Records about charts and figures:
------------------------------------------------

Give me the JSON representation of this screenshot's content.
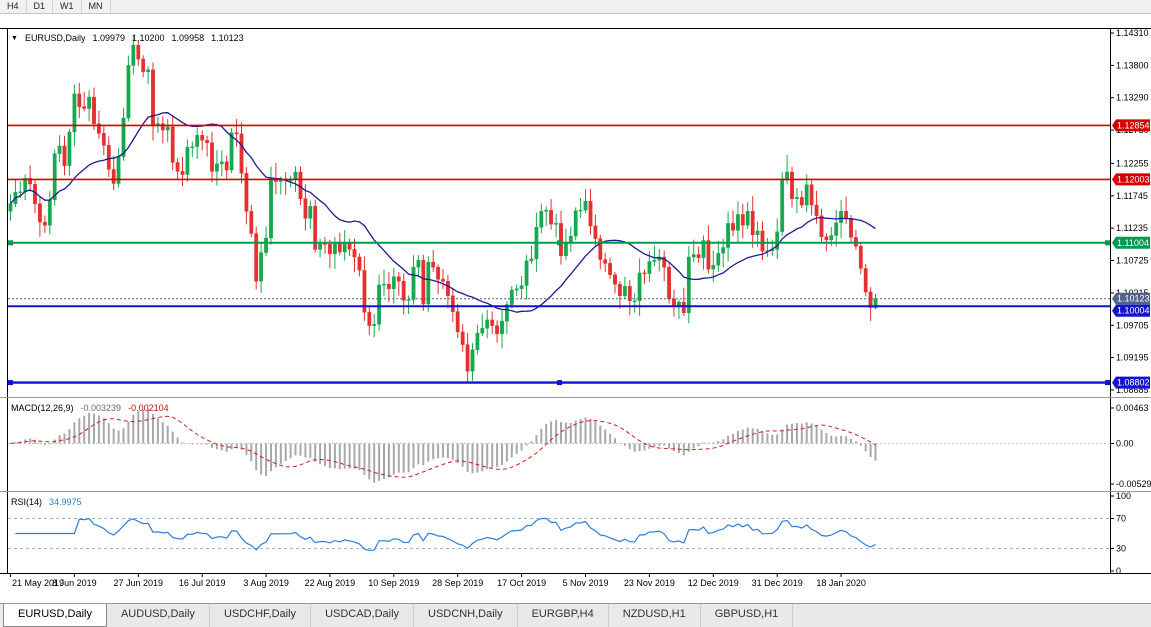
{
  "toolbar": {
    "buttons": [
      {
        "label": "H4"
      },
      {
        "label": "D1"
      },
      {
        "label": "W1"
      },
      {
        "label": "MN"
      }
    ]
  },
  "header": {
    "dropdown_icon": "▼",
    "symbol": "EURUSD,Daily",
    "open": "1.09979",
    "high": "1.10200",
    "low": "1.09958",
    "close": "1.10123"
  },
  "panels": {
    "macd_title": "MACD(12,26,9)",
    "macd_main": "-0.003239",
    "macd_signal": "-0.002104",
    "rsi_title": "RSI(14)",
    "rsi_value": "34.9975"
  },
  "tabs": {
    "items": [
      {
        "label": "EURUSD,Daily",
        "active": true
      },
      {
        "label": "AUDUSD,Daily",
        "active": false
      },
      {
        "label": "USDCHF,Daily",
        "active": false
      },
      {
        "label": "USDCAD,Daily",
        "active": false
      },
      {
        "label": "USDCNH,Daily",
        "active": false
      },
      {
        "label": "EURGBP,H4",
        "active": false
      },
      {
        "label": "NZDUSD,H1",
        "active": false
      },
      {
        "label": "GBPUSD,H1",
        "active": false
      }
    ]
  },
  "colors": {
    "bull": "#17a94f",
    "bear": "#e53030",
    "ma": "#1c1c8f",
    "macd_hist": "#a8a8a8",
    "macd_signal": "#cc2222",
    "rsi": "#2f7ed8",
    "rsi_level": "#9bb4cf",
    "level_red": "#d40000",
    "level_green": "#009a4e",
    "level_blue": "#1213cf",
    "bid": "#50618c",
    "panel_divider": "#9a9a9a"
  },
  "chart_data": {
    "type": "candlestick",
    "title": "EURUSD,Daily",
    "symbol": "EURUSD",
    "timeframe": "Daily",
    "ylim": [
      1.08685,
      1.1431
    ],
    "last_ohlc": {
      "open": 1.09979,
      "high": 1.102,
      "low": 1.09958,
      "close": 1.10123
    },
    "price_axis_labels": [
      "1.14310",
      "1.13800",
      "1.13290",
      "1.12780",
      "1.12255",
      "1.11745",
      "1.11235",
      "1.10725",
      "1.10215",
      "1.09705",
      "1.09195",
      "1.08685"
    ],
    "x_labels": [
      "21 May 2019",
      "8 Jun 2019",
      "27 Jun 2019",
      "16 Jul 2019",
      "3 Aug 2019",
      "22 Aug 2019",
      "10 Sep 2019",
      "28 Sep 2019",
      "17 Oct 2019",
      "5 Nov 2019",
      "23 Nov 2019",
      "12 Dec 2019",
      "31 Dec 2019",
      "18 Jan 2020"
    ],
    "first_open": 1.115,
    "closes": [
      1.1162,
      1.118,
      1.1181,
      1.1202,
      1.1193,
      1.1162,
      1.1133,
      1.1128,
      1.1168,
      1.1241,
      1.1253,
      1.1222,
      1.1275,
      1.1335,
      1.1315,
      1.1312,
      1.133,
      1.1288,
      1.1273,
      1.1254,
      1.1216,
      1.1194,
      1.1236,
      1.1297,
      1.138,
      1.1412,
      1.139,
      1.137,
      1.1373,
      1.1285,
      1.1288,
      1.1278,
      1.1283,
      1.1227,
      1.1213,
      1.1208,
      1.1251,
      1.1252,
      1.127,
      1.1262,
      1.1258,
      1.1213,
      1.1225,
      1.1228,
      1.1215,
      1.1274,
      1.1272,
      1.121,
      1.115,
      1.1115,
      1.104,
      1.1085,
      1.1108,
      1.1202,
      1.1197,
      1.12,
      1.1199,
      1.12,
      1.1212,
      1.117,
      1.1139,
      1.1158,
      1.109,
      1.11,
      1.1098,
      1.1083,
      1.11,
      1.1086,
      1.11,
      1.109,
      1.1078,
      1.1057,
      1.0991,
      1.097,
      1.0972,
      1.1034,
      1.1035,
      1.1028,
      1.1047,
      1.104,
      1.101,
      1.1011,
      1.1062,
      1.1073,
      1.1004,
      1.107,
      1.1062,
      1.1043,
      1.104,
      1.1017,
      1.0992,
      1.096,
      1.094,
      1.0898,
      1.0932,
      1.0958,
      1.0966,
      1.0979,
      1.097,
      1.0957,
      1.0977,
      1.1003,
      1.1026,
      1.1028,
      1.1033,
      1.1072,
      1.1075,
      1.1125,
      1.115,
      1.1152,
      1.113,
      1.1131,
      1.108,
      1.11,
      1.1111,
      1.1151,
      1.1152,
      1.1166,
      1.1127,
      1.1107,
      1.1074,
      1.1068,
      1.105,
      1.1035,
      1.1017,
      1.1032,
      1.1009,
      1.1009,
      1.1053,
      1.1052,
      1.1071,
      1.1073,
      1.1078,
      1.1062,
      1.1012,
      1.1002,
      1.1007,
      1.099,
      1.1078,
      1.1082,
      1.1077,
      1.1104,
      1.1059,
      1.1065,
      1.1084,
      1.1093,
      1.1131,
      1.112,
      1.1145,
      1.1128,
      1.115,
      1.1113,
      1.1119,
      1.1087,
      1.1088,
      1.109,
      1.1118,
      1.1199,
      1.1212,
      1.117,
      1.1172,
      1.116,
      1.1192,
      1.116,
      1.1143,
      1.111,
      1.1105,
      1.1112,
      1.1132,
      1.115,
      1.1139,
      1.1109,
      1.1095,
      1.106,
      1.1023,
      1.09979,
      1.10123
    ],
    "wick_overrides": {
      "25": {
        "high": 1.1428
      },
      "50": {
        "low": 1.1027
      },
      "93": {
        "low": 1.0879
      },
      "158": {
        "high": 1.1239
      },
      "176": {
        "high": 1.102,
        "low": 1.09958
      }
    },
    "overlays": {
      "sma_period": 20
    },
    "hlines": [
      {
        "label": "1.12854",
        "value": 1.12854,
        "color_key": "level_red",
        "width": 1.6,
        "selected": false
      },
      {
        "label": "1.12003",
        "value": 1.12003,
        "color_key": "level_red",
        "width": 1.6,
        "selected": false
      },
      {
        "label": "1.11004",
        "value": 1.11004,
        "color_key": "level_green",
        "width": 2,
        "selected": true
      },
      {
        "label": "1.10004",
        "value": 1.10004,
        "color_key": "level_blue",
        "width": 2,
        "selected": false
      },
      {
        "label": "1.08802",
        "value": 1.08802,
        "color_key": "level_blue",
        "width": 2.4,
        "selected": true
      }
    ],
    "bid_line": {
      "label": "1.10123",
      "value": 1.10123,
      "color_key": "bid"
    },
    "macd": {
      "name": "MACD",
      "fast": 12,
      "slow": 26,
      "signal": 9,
      "last_main": -0.003239,
      "last_signal": -0.002104,
      "axis_labels": [
        {
          "label": "0.00463",
          "value": 0.00463
        },
        {
          "label": "0.00",
          "value": 0
        },
        {
          "label": "-0.00529",
          "value": -0.00529
        }
      ]
    },
    "rsi": {
      "name": "RSI",
      "period": 14,
      "last_value": 34.9975,
      "levels": [
        70,
        30
      ],
      "axis_labels": [
        {
          "label": "100",
          "value": 100
        },
        {
          "label": "70",
          "value": 70
        },
        {
          "label": "30",
          "value": 30
        },
        {
          "label": "0",
          "value": 0
        }
      ]
    }
  }
}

------------------------------------------------

- _Exercise description_
Determine how many lines of this listing contain "high", and give only the number.

- _Answer to this problem_
5